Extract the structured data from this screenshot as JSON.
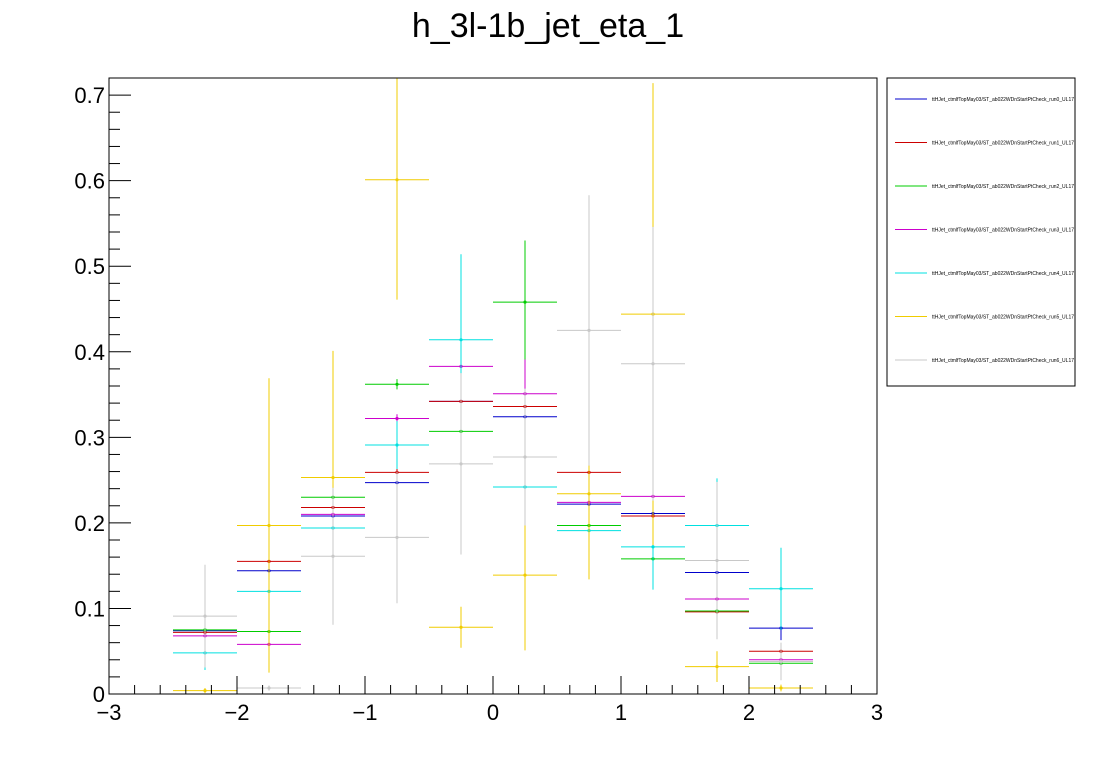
{
  "chart_data": {
    "type": "scatter",
    "title": "h_3l-1b_jet_eta_1",
    "xlabel": "",
    "ylabel": "",
    "xlim": [
      -3,
      3
    ],
    "ylim": [
      0,
      0.72
    ],
    "x_ticks": [
      -3,
      -2,
      -1,
      0,
      1,
      2,
      3
    ],
    "x_tick_labels": [
      "−3",
      "−2",
      "−1",
      "0",
      "1",
      "2",
      "3"
    ],
    "y_ticks": [
      0,
      0.1,
      0.2,
      0.3,
      0.4,
      0.5,
      0.6,
      0.7
    ],
    "y_tick_labels": [
      "0",
      "0.1",
      "0.2",
      "0.3",
      "0.4",
      "0.5",
      "0.6",
      "0.7"
    ],
    "grid": false,
    "legend_position": "right",
    "bin_edges": [
      -2.5,
      -2.0,
      -1.5,
      -1.0,
      -0.5,
      0.0,
      0.5,
      1.0,
      1.5,
      2.0,
      2.5
    ],
    "series": [
      {
        "name": "ttHJet_ctmlfTopMay03/ST_ab022WDnStartPtCheck_run0_UL17",
        "color": "#0000cc",
        "values": [
          0.074,
          0.144,
          0.208,
          0.247,
          0.342,
          0.324,
          0.222,
          0.211,
          0.142,
          0.077
        ],
        "errors": [
          0.003,
          0.004,
          0.004,
          0.005,
          0.006,
          0.006,
          0.005,
          0.005,
          0.004,
          0.014
        ]
      },
      {
        "name": "ttHJet_ctmlfTopMay03/ST_ab022WDnStartPtCheck_run1_UL17",
        "color": "#cc0000",
        "values": [
          0.072,
          0.155,
          0.218,
          0.259,
          0.342,
          0.336,
          0.259,
          0.208,
          0.096,
          0.05
        ],
        "errors": [
          0.003,
          0.004,
          0.004,
          0.005,
          0.005,
          0.005,
          0.005,
          0.005,
          0.004,
          0.007
        ]
      },
      {
        "name": "ttHJet_ctmlfTopMay03/ST_ab022WDnStartPtCheck_run2_UL17",
        "color": "#00cc00",
        "values": [
          0.075,
          0.073,
          0.23,
          0.362,
          0.307,
          0.458,
          0.197,
          0.158,
          0.097,
          0.036
        ],
        "errors": [
          0.003,
          0.005,
          0.005,
          0.006,
          0.006,
          0.072,
          0.006,
          0.004,
          0.004,
          0.004
        ]
      },
      {
        "name": "ttHJet_ctmlfTopMay03/ST_ab022WDnStartPtCheck_run3_UL17",
        "color": "#cc00cc",
        "values": [
          0.068,
          0.058,
          0.21,
          0.322,
          0.383,
          0.351,
          0.224,
          0.231,
          0.111,
          0.04
        ],
        "errors": [
          0.003,
          0.003,
          0.004,
          0.005,
          0.006,
          0.04,
          0.005,
          0.004,
          0.004,
          0.003
        ]
      },
      {
        "name": "ttHJet_ctmlfTopMay03/ST_ab022WDnStartPtCheck_run4_UL17",
        "color": "#00e0e0",
        "values": [
          0.048,
          0.12,
          0.194,
          0.291,
          0.414,
          0.242,
          0.191,
          0.172,
          0.197,
          0.123
        ],
        "errors": [
          0.02,
          0.004,
          0.004,
          0.028,
          0.1,
          0.004,
          0.005,
          0.05,
          0.055,
          0.048
        ]
      },
      {
        "name": "ttHJet_ctmlfTopMay03/ST_ab022WDnStartPtCheck_run5_UL17",
        "color": "#f0cc00",
        "values": [
          0.004,
          0.197,
          0.253,
          0.601,
          0.078,
          0.139,
          0.234,
          0.444,
          0.032,
          0.007
        ],
        "errors": [
          0.003,
          0.172,
          0.148,
          0.14,
          0.024,
          0.088,
          0.1,
          0.27,
          0.018,
          0.004
        ]
      },
      {
        "name": "ttHJet_ctmlfTopMay03/ST_ab022WDnStartPtCheck_run6_UL17",
        "color": "#c8c8c8",
        "values": [
          0.091,
          0.007,
          0.161,
          0.183,
          0.269,
          0.277,
          0.425,
          0.386,
          0.156,
          0.038
        ],
        "errors": [
          0.06,
          0.003,
          0.08,
          0.077,
          0.106,
          0.08,
          0.158,
          0.16,
          0.092,
          0.022
        ]
      }
    ]
  }
}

◆ **Exercise directions**
Make an exact copy of the records shown above, without the pictures.

◆ **Full output**
Extract the structured data from this screenshot as JSON.
{
  "chart_data": {
    "type": "scatter",
    "title": "h_3l-1b_jet_eta_1",
    "xlabel": "",
    "ylabel": "",
    "xlim": [
      -3,
      3
    ],
    "ylim": [
      0,
      0.72
    ],
    "x_ticks": [
      -3,
      -2,
      -1,
      0,
      1,
      2,
      3
    ],
    "x_tick_labels": [
      "−3",
      "−2",
      "−1",
      "0",
      "1",
      "2",
      "3"
    ],
    "y_ticks": [
      0,
      0.1,
      0.2,
      0.3,
      0.4,
      0.5,
      0.6,
      0.7
    ],
    "y_tick_labels": [
      "0",
      "0.1",
      "0.2",
      "0.3",
      "0.4",
      "0.5",
      "0.6",
      "0.7"
    ],
    "grid": false,
    "legend_position": "right",
    "bin_edges": [
      -2.5,
      -2.0,
      -1.5,
      -1.0,
      -0.5,
      0.0,
      0.5,
      1.0,
      1.5,
      2.0,
      2.5
    ],
    "series": [
      {
        "name": "ttHJet_ctmlfTopMay03/ST_ab022WDnStartPtCheck_run0_UL17",
        "color": "#0000cc",
        "values": [
          0.074,
          0.144,
          0.208,
          0.247,
          0.342,
          0.324,
          0.222,
          0.211,
          0.142,
          0.077
        ],
        "errors": [
          0.003,
          0.004,
          0.004,
          0.005,
          0.006,
          0.006,
          0.005,
          0.005,
          0.004,
          0.014
        ]
      },
      {
        "name": "ttHJet_ctmlfTopMay03/ST_ab022WDnStartPtCheck_run1_UL17",
        "color": "#cc0000",
        "values": [
          0.072,
          0.155,
          0.218,
          0.259,
          0.342,
          0.336,
          0.259,
          0.208,
          0.096,
          0.05
        ],
        "errors": [
          0.003,
          0.004,
          0.004,
          0.005,
          0.005,
          0.005,
          0.005,
          0.005,
          0.004,
          0.007
        ]
      },
      {
        "name": "ttHJet_ctmlfTopMay03/ST_ab022WDnStartPtCheck_run2_UL17",
        "color": "#00cc00",
        "values": [
          0.075,
          0.073,
          0.23,
          0.362,
          0.307,
          0.458,
          0.197,
          0.158,
          0.097,
          0.036
        ],
        "errors": [
          0.003,
          0.005,
          0.005,
          0.006,
          0.006,
          0.072,
          0.006,
          0.004,
          0.004,
          0.004
        ]
      },
      {
        "name": "ttHJet_ctmlfTopMay03/ST_ab022WDnStartPtCheck_run3_UL17",
        "color": "#cc00cc",
        "values": [
          0.068,
          0.058,
          0.21,
          0.322,
          0.383,
          0.351,
          0.224,
          0.231,
          0.111,
          0.04
        ],
        "errors": [
          0.003,
          0.003,
          0.004,
          0.005,
          0.006,
          0.04,
          0.005,
          0.004,
          0.004,
          0.003
        ]
      },
      {
        "name": "ttHJet_ctmlfTopMay03/ST_ab022WDnStartPtCheck_run4_UL17",
        "color": "#00e0e0",
        "values": [
          0.048,
          0.12,
          0.194,
          0.291,
          0.414,
          0.242,
          0.191,
          0.172,
          0.197,
          0.123
        ],
        "errors": [
          0.02,
          0.004,
          0.004,
          0.028,
          0.1,
          0.004,
          0.005,
          0.05,
          0.055,
          0.048
        ]
      },
      {
        "name": "ttHJet_ctmlfTopMay03/ST_ab022WDnStartPtCheck_run5_UL17",
        "color": "#f0cc00",
        "values": [
          0.004,
          0.197,
          0.253,
          0.601,
          0.078,
          0.139,
          0.234,
          0.444,
          0.032,
          0.007
        ],
        "errors": [
          0.003,
          0.172,
          0.148,
          0.14,
          0.024,
          0.088,
          0.1,
          0.27,
          0.018,
          0.004
        ]
      },
      {
        "name": "ttHJet_ctmlfTopMay03/ST_ab022WDnStartPtCheck_run6_UL17",
        "color": "#c8c8c8",
        "values": [
          0.091,
          0.007,
          0.161,
          0.183,
          0.269,
          0.277,
          0.425,
          0.386,
          0.156,
          0.038
        ],
        "errors": [
          0.06,
          0.003,
          0.08,
          0.077,
          0.106,
          0.08,
          0.158,
          0.16,
          0.092,
          0.022
        ]
      }
    ]
  }
}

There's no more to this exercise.